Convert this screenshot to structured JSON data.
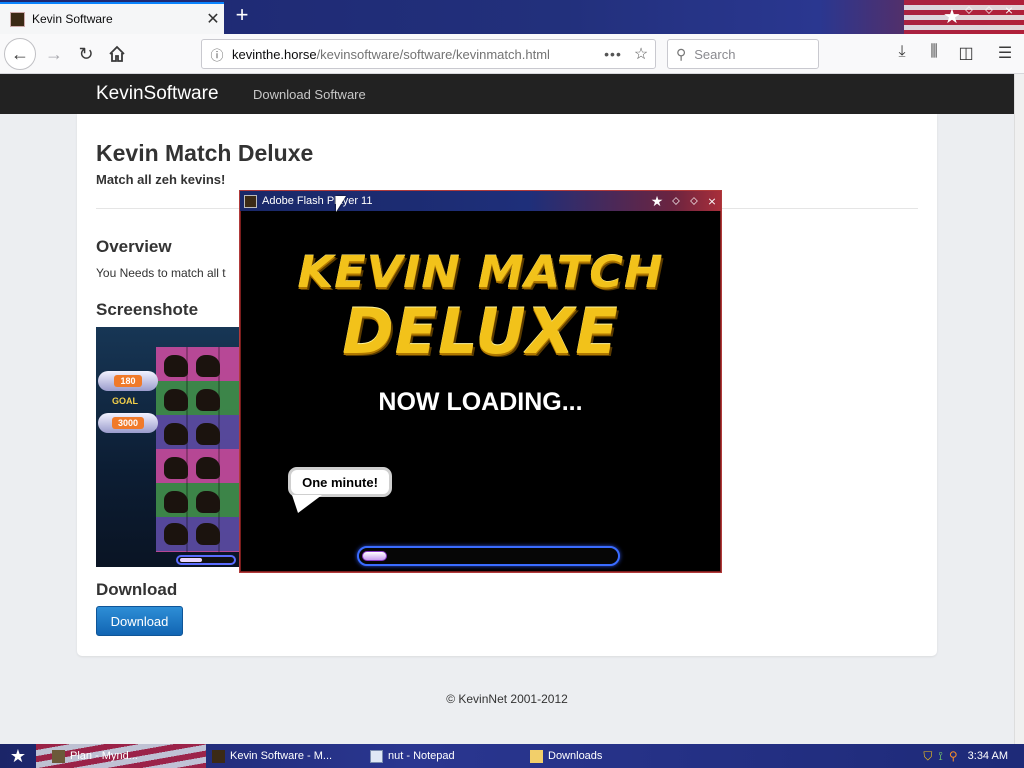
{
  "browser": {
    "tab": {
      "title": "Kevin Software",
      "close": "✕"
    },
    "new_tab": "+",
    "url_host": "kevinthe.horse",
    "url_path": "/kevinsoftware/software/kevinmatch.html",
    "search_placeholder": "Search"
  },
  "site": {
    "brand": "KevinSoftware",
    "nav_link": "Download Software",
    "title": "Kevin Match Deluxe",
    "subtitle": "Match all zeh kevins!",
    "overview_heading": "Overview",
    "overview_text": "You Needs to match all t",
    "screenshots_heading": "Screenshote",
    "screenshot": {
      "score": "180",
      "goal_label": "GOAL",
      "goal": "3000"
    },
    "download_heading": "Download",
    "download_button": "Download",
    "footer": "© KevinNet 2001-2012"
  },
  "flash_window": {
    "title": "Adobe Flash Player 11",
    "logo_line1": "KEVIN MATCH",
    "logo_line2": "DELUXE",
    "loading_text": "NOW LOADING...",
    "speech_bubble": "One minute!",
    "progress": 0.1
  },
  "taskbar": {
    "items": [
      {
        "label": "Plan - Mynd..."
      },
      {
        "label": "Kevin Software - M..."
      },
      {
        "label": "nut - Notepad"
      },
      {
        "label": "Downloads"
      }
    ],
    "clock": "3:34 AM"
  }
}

•••

Repeat the material above word for word, please, apart from its images.

- **FINISHED TASK**:
Convert this screenshot to structured JSON data.
{
  "browser": {
    "tab": {
      "title": "Kevin Software",
      "close": "✕"
    },
    "new_tab": "+",
    "url_host": "kevinthe.horse",
    "url_path": "/kevinsoftware/software/kevinmatch.html",
    "search_placeholder": "Search"
  },
  "site": {
    "brand": "KevinSoftware",
    "nav_link": "Download Software",
    "title": "Kevin Match Deluxe",
    "subtitle": "Match all zeh kevins!",
    "overview_heading": "Overview",
    "overview_text": "You Needs to match all t",
    "screenshots_heading": "Screenshote",
    "screenshot": {
      "score": "180",
      "goal_label": "GOAL",
      "goal": "3000"
    },
    "download_heading": "Download",
    "download_button": "Download",
    "footer": "© KevinNet 2001-2012"
  },
  "flash_window": {
    "title": "Adobe Flash Player 11",
    "logo_line1": "KEVIN MATCH",
    "logo_line2": "DELUXE",
    "loading_text": "NOW LOADING...",
    "speech_bubble": "One minute!",
    "progress": 0.1
  },
  "taskbar": {
    "items": [
      {
        "label": "Plan - Mynd..."
      },
      {
        "label": "Kevin Software - M..."
      },
      {
        "label": "nut - Notepad"
      },
      {
        "label": "Downloads"
      }
    ],
    "clock": "3:34 AM"
  }
}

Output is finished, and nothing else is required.